Answer these questions from the inflation passage below:
1. At what annual pace had the economy expanded in 1997?
2. To roughly what level did the unemployment rate drop afterward?
3. By how much is the employment cost index up from a year ago?

_Text provided_
====

Back then -- in 1997 -- the economy had expanded at a 4% annual pace, and the unemployment rate had slipped below 5%. Investors feared that inflation was about to spiral higher. Many policymakers and mainstream economists shared a strongly held belief that the economy couldn't grow faster than 2%-plus, and unemployment couldn't drop below 6% without inflation rearing up.

I argued that the Fed should ignore calls to hike short-term rates. "Higher productivity, increased employment, and intense business competition are powerful forces for bringing inflation lower in a fast-growing economy. More people working and producing more goods and services does not reduce the purchasing power of money. Let the good times roll."

STIRRINGS STILL.   Pretty smart analysis, if I do say so myself. As we now know, the economy continued to grow at a 4% pace, the unemployment rate dropped to some 4% -- and inflation trended lower, not higher. Meanwhile, the Fed stayed on the sidelines.

Now, we're going through another inflation scare. Economic growth is robust, and there are some signs that inflation may be stirring anew. Specifically, the employment cost index is up 4.3% from a year ago, its worst showing in nine years.

====

_Record extracts_
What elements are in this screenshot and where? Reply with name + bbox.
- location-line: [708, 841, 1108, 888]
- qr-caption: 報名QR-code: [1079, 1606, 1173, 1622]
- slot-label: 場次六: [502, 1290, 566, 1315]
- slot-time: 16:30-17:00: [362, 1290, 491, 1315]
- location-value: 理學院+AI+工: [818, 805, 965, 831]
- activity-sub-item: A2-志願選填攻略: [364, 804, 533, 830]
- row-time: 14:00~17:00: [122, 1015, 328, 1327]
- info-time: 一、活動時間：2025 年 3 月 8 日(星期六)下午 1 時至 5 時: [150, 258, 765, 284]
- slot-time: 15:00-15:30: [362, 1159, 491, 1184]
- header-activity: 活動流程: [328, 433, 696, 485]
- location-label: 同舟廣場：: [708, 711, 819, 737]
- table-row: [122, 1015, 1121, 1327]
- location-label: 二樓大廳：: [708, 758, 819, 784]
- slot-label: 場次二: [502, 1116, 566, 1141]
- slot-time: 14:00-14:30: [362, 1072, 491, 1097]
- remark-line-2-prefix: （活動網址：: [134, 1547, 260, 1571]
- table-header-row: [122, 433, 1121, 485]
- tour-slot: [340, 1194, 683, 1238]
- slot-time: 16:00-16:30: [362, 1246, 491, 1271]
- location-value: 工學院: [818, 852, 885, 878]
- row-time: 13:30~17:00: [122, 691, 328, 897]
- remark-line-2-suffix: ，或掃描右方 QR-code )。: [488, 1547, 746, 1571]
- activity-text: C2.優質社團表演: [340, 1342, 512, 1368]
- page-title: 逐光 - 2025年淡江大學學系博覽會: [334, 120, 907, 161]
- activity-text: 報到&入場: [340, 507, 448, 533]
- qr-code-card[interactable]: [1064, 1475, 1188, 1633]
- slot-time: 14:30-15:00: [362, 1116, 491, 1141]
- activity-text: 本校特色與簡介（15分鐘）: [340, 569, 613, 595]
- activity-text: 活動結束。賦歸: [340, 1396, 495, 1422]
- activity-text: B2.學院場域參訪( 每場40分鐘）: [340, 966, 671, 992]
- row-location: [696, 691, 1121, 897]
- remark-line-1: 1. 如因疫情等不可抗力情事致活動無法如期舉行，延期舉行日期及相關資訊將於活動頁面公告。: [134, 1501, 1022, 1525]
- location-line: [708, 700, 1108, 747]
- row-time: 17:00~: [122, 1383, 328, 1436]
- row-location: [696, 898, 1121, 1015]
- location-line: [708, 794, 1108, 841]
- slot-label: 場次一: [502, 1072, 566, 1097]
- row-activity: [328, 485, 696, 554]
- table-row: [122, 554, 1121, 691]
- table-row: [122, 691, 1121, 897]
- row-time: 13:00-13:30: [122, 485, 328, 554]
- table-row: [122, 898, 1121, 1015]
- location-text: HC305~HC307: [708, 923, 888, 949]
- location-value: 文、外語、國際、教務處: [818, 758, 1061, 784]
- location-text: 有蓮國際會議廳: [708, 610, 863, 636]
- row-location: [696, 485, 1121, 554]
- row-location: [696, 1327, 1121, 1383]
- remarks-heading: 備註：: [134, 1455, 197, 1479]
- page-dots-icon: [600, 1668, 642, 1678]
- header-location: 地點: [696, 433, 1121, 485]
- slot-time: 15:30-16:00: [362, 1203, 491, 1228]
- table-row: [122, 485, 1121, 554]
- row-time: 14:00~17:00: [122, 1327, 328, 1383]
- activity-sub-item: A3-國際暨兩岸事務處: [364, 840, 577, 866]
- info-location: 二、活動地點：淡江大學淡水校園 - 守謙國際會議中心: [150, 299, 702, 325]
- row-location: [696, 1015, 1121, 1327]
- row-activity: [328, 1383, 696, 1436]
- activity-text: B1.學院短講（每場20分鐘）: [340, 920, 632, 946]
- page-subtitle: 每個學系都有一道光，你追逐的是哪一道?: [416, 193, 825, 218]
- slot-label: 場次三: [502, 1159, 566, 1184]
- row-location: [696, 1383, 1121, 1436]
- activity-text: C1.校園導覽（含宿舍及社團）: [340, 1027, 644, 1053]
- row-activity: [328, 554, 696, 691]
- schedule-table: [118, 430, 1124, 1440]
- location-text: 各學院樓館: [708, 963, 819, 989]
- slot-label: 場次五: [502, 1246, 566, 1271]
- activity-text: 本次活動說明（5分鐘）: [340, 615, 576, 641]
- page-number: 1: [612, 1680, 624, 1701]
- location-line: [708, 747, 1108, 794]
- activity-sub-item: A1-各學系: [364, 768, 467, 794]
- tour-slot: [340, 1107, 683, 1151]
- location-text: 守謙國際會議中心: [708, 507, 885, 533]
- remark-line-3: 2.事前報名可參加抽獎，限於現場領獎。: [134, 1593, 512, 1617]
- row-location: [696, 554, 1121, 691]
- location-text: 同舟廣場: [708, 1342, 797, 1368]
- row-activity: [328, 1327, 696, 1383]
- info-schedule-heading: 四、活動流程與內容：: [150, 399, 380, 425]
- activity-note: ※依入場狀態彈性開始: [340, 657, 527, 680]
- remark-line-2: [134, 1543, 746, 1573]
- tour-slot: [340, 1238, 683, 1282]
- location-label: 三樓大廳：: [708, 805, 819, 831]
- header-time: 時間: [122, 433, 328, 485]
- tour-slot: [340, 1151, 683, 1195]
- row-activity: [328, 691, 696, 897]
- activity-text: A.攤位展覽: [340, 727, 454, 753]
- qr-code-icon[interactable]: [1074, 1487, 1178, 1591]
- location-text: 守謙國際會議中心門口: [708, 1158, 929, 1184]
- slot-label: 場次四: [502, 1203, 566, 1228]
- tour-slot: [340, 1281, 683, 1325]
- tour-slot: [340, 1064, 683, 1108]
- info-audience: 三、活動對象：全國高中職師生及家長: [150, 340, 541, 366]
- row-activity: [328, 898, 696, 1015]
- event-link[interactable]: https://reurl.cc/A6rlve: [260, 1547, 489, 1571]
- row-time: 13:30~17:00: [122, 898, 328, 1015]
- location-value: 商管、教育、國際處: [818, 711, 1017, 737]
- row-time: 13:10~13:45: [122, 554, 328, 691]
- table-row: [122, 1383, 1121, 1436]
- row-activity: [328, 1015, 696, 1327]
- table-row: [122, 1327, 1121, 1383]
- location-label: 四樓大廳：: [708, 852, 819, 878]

====

_Task output_
1. 4%
2. About 4%
3. 4.3%